■ AIM:
Retype the data below without altering anything.

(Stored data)

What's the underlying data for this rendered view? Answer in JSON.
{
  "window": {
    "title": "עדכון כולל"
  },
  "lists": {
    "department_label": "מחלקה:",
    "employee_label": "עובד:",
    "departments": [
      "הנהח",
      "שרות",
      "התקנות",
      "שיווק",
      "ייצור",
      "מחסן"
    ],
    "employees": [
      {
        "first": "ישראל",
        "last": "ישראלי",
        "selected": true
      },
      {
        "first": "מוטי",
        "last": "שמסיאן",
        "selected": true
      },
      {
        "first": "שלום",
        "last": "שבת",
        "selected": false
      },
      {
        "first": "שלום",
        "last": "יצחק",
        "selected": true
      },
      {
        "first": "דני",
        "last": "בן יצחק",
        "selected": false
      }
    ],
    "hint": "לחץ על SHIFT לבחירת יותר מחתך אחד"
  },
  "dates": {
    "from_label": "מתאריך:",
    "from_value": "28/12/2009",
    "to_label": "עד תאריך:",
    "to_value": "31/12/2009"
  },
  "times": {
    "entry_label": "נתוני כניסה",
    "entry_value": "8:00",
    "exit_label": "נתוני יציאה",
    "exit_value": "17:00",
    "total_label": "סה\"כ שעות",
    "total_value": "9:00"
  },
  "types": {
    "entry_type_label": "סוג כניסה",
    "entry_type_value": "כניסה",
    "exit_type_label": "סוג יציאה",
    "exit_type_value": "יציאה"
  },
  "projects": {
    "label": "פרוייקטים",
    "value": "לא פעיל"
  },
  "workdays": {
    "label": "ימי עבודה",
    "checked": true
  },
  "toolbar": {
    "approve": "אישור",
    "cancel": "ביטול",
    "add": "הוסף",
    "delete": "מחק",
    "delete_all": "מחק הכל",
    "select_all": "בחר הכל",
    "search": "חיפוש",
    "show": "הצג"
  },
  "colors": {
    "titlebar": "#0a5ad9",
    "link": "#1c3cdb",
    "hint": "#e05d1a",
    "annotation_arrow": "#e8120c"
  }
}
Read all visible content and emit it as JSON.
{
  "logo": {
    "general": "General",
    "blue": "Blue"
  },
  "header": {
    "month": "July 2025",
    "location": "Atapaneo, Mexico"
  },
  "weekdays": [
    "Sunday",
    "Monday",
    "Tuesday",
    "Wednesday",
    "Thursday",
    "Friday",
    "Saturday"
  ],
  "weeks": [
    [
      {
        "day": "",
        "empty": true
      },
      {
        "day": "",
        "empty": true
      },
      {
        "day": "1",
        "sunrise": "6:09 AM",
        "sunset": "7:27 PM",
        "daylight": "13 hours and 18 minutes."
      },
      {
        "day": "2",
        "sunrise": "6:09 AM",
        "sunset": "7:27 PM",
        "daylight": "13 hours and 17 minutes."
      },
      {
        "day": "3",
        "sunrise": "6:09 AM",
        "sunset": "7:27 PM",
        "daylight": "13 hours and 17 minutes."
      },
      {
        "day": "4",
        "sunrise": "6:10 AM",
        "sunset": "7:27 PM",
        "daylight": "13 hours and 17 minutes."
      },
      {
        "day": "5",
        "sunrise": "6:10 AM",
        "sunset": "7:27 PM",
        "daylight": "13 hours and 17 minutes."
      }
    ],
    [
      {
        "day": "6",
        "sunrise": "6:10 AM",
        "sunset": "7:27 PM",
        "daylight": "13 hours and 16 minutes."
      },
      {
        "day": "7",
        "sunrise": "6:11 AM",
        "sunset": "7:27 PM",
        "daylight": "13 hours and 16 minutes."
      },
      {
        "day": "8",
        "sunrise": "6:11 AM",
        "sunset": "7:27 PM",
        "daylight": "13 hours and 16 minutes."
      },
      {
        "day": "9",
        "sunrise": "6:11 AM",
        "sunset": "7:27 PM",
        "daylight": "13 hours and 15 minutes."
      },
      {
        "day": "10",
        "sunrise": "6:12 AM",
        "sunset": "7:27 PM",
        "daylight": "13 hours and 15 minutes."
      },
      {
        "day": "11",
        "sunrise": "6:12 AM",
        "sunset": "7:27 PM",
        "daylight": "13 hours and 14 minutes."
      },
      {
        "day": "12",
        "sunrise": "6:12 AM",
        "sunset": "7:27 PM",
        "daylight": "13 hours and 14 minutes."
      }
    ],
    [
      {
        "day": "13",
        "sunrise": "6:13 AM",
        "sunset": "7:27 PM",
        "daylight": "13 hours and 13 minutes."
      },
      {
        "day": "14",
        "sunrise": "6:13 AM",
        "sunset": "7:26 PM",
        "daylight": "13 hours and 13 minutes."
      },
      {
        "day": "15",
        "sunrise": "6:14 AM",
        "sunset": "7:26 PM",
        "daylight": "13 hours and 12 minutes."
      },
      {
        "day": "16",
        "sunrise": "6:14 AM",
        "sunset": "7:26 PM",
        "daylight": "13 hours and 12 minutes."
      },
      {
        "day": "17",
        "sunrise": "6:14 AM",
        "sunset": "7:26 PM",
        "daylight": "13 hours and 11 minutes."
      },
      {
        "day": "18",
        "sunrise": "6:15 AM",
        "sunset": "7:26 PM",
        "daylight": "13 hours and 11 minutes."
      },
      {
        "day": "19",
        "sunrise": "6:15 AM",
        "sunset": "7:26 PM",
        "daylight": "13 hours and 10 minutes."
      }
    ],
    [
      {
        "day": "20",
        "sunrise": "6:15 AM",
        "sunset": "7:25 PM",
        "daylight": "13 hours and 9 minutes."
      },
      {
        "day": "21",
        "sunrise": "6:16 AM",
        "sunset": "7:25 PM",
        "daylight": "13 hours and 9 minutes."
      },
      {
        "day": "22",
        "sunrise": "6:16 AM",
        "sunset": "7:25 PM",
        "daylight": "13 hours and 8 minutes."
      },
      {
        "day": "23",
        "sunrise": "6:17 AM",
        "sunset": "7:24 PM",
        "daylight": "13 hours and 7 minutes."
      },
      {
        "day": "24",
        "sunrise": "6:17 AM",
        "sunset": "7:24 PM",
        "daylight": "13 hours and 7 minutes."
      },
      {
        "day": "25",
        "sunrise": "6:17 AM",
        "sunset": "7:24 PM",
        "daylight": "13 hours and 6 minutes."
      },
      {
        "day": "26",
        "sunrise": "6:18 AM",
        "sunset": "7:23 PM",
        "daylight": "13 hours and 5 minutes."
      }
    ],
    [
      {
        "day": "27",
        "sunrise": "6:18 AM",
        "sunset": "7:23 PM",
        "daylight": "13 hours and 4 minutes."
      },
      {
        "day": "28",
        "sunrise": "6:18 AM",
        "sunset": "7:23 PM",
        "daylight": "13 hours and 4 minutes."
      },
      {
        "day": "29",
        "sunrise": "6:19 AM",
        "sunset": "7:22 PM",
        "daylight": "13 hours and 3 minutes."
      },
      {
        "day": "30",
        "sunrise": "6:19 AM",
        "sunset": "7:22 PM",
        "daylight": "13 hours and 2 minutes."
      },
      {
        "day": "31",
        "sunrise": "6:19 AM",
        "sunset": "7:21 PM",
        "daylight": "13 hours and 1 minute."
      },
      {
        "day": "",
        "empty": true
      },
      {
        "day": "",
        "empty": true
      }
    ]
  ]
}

■ FINISHED EXERCISE:
What's the underlying data for this rendered view? Answer in JSON.
{
  "window": {
    "title": "עדכון כולל"
  },
  "lists": {
    "department_label": "מחלקה:",
    "employee_label": "עובד:",
    "departments": [
      "הנהח",
      "שרות",
      "התקנות",
      "שיווק",
      "ייצור",
      "מחסן"
    ],
    "employees": [
      {
        "first": "ישראל",
        "last": "ישראלי",
        "selected": true
      },
      {
        "first": "מוטי",
        "last": "שמסיאן",
        "selected": true
      },
      {
        "first": "שלום",
        "last": "שבת",
        "selected": false
      },
      {
        "first": "שלום",
        "last": "יצחק",
        "selected": true
      },
      {
        "first": "דני",
        "last": "בן יצחק",
        "selected": false
      }
    ],
    "hint": "לחץ על SHIFT לבחירת יותר מחתך אחד"
  },
  "dates": {
    "from_label": "מתאריך:",
    "from_value": "28/12/2009",
    "to_label": "עד תאריך:",
    "to_value": "31/12/2009"
  },
  "times": {
    "entry_label": "נתוני כניסה",
    "entry_value": "8:00",
    "exit_label": "נתוני יציאה",
    "exit_value": "17:00",
    "total_label": "סה\"כ שעות",
    "total_value": "9:00"
  },
  "types": {
    "entry_type_label": "סוג כניסה",
    "entry_type_value": "כניסה",
    "exit_type_label": "סוג יציאה",
    "exit_type_value": "יציאה"
  },
  "projects": {
    "label": "פרוייקטים",
    "value": "לא פעיל"
  },
  "workdays": {
    "label": "ימי עבודה",
    "checked": true
  },
  "toolbar": {
    "approve": "אישור",
    "cancel": "ביטול",
    "add": "הוסף",
    "delete": "מחק",
    "delete_all": "מחק הכל",
    "select_all": "בחר הכל",
    "search": "חיפוש",
    "show": "הצג"
  },
  "colors": {
    "titlebar": "#0a5ad9",
    "link": "#1c3cdb",
    "hint": "#e05d1a",
    "annotation_arrow": "#e8120c"
  }
}
Read all visible content and emit it as JSON.
{
  "logo": {
    "general": "General",
    "blue": "Blue"
  },
  "header": {
    "month": "July 2025",
    "location": "Atapaneo, Mexico"
  },
  "weekdays": [
    "Sunday",
    "Monday",
    "Tuesday",
    "Wednesday",
    "Thursday",
    "Friday",
    "Saturday"
  ],
  "weeks": [
    [
      {
        "day": "",
        "empty": true
      },
      {
        "day": "",
        "empty": true
      },
      {
        "day": "1",
        "sunrise": "6:09 AM",
        "sunset": "7:27 PM",
        "daylight": "13 hours and 18 minutes."
      },
      {
        "day": "2",
        "sunrise": "6:09 AM",
        "sunset": "7:27 PM",
        "daylight": "13 hours and 17 minutes."
      },
      {
        "day": "3",
        "sunrise": "6:09 AM",
        "sunset": "7:27 PM",
        "daylight": "13 hours and 17 minutes."
      },
      {
        "day": "4",
        "sunrise": "6:10 AM",
        "sunset": "7:27 PM",
        "daylight": "13 hours and 17 minutes."
      },
      {
        "day": "5",
        "sunrise": "6:10 AM",
        "sunset": "7:27 PM",
        "daylight": "13 hours and 17 minutes."
      }
    ],
    [
      {
        "day": "6",
        "sunrise": "6:10 AM",
        "sunset": "7:27 PM",
        "daylight": "13 hours and 16 minutes."
      },
      {
        "day": "7",
        "sunrise": "6:11 AM",
        "sunset": "7:27 PM",
        "daylight": "13 hours and 16 minutes."
      },
      {
        "day": "8",
        "sunrise": "6:11 AM",
        "sunset": "7:27 PM",
        "daylight": "13 hours and 16 minutes."
      },
      {
        "day": "9",
        "sunrise": "6:11 AM",
        "sunset": "7:27 PM",
        "daylight": "13 hours and 15 minutes."
      },
      {
        "day": "10",
        "sunrise": "6:12 AM",
        "sunset": "7:27 PM",
        "daylight": "13 hours and 15 minutes."
      },
      {
        "day": "11",
        "sunrise": "6:12 AM",
        "sunset": "7:27 PM",
        "daylight": "13 hours and 14 minutes."
      },
      {
        "day": "12",
        "sunrise": "6:12 AM",
        "sunset": "7:27 PM",
        "daylight": "13 hours and 14 minutes."
      }
    ],
    [
      {
        "day": "13",
        "sunrise": "6:13 AM",
        "sunset": "7:27 PM",
        "daylight": "13 hours and 13 minutes."
      },
      {
        "day": "14",
        "sunrise": "6:13 AM",
        "sunset": "7:26 PM",
        "daylight": "13 hours and 13 minutes."
      },
      {
        "day": "15",
        "sunrise": "6:14 AM",
        "sunset": "7:26 PM",
        "daylight": "13 hours and 12 minutes."
      },
      {
        "day": "16",
        "sunrise": "6:14 AM",
        "sunset": "7:26 PM",
        "daylight": "13 hours and 12 minutes."
      },
      {
        "day": "17",
        "sunrise": "6:14 AM",
        "sunset": "7:26 PM",
        "daylight": "13 hours and 11 minutes."
      },
      {
        "day": "18",
        "sunrise": "6:15 AM",
        "sunset": "7:26 PM",
        "daylight": "13 hours and 11 minutes."
      },
      {
        "day": "19",
        "sunrise": "6:15 AM",
        "sunset": "7:26 PM",
        "daylight": "13 hours and 10 minutes."
      }
    ],
    [
      {
        "day": "20",
        "sunrise": "6:15 AM",
        "sunset": "7:25 PM",
        "daylight": "13 hours and 9 minutes."
      },
      {
        "day": "21",
        "sunrise": "6:16 AM",
        "sunset": "7:25 PM",
        "daylight": "13 hours and 9 minutes."
      },
      {
        "day": "22",
        "sunrise": "6:16 AM",
        "sunset": "7:25 PM",
        "daylight": "13 hours and 8 minutes."
      },
      {
        "day": "23",
        "sunrise": "6:17 AM",
        "sunset": "7:24 PM",
        "daylight": "13 hours and 7 minutes."
      },
      {
        "day": "24",
        "sunrise": "6:17 AM",
        "sunset": "7:24 PM",
        "daylight": "13 hours and 7 minutes."
      },
      {
        "day": "25",
        "sunrise": "6:17 AM",
        "sunset": "7:24 PM",
        "daylight": "13 hours and 6 minutes."
      },
      {
        "day": "26",
        "sunrise": "6:18 AM",
        "sunset": "7:23 PM",
        "daylight": "13 hours and 5 minutes."
      }
    ],
    [
      {
        "day": "27",
        "sunrise": "6:18 AM",
        "sunset": "7:23 PM",
        "daylight": "13 hours and 4 minutes."
      },
      {
        "day": "28",
        "sunrise": "6:18 AM",
        "sunset": "7:23 PM",
        "daylight": "13 hours and 4 minutes."
      },
      {
        "day": "29",
        "sunrise": "6:19 AM",
        "sunset": "7:22 PM",
        "daylight": "13 hours and 3 minutes."
      },
      {
        "day": "30",
        "sunrise": "6:19 AM",
        "sunset": "7:22 PM",
        "daylight": "13 hours and 2 minutes."
      },
      {
        "day": "31",
        "sunrise": "6:19 AM",
        "sunset": "7:21 PM",
        "daylight": "13 hours and 1 minute."
      },
      {
        "day": "",
        "empty": true
      },
      {
        "day": "",
        "empty": true
      }
    ]
  ]
}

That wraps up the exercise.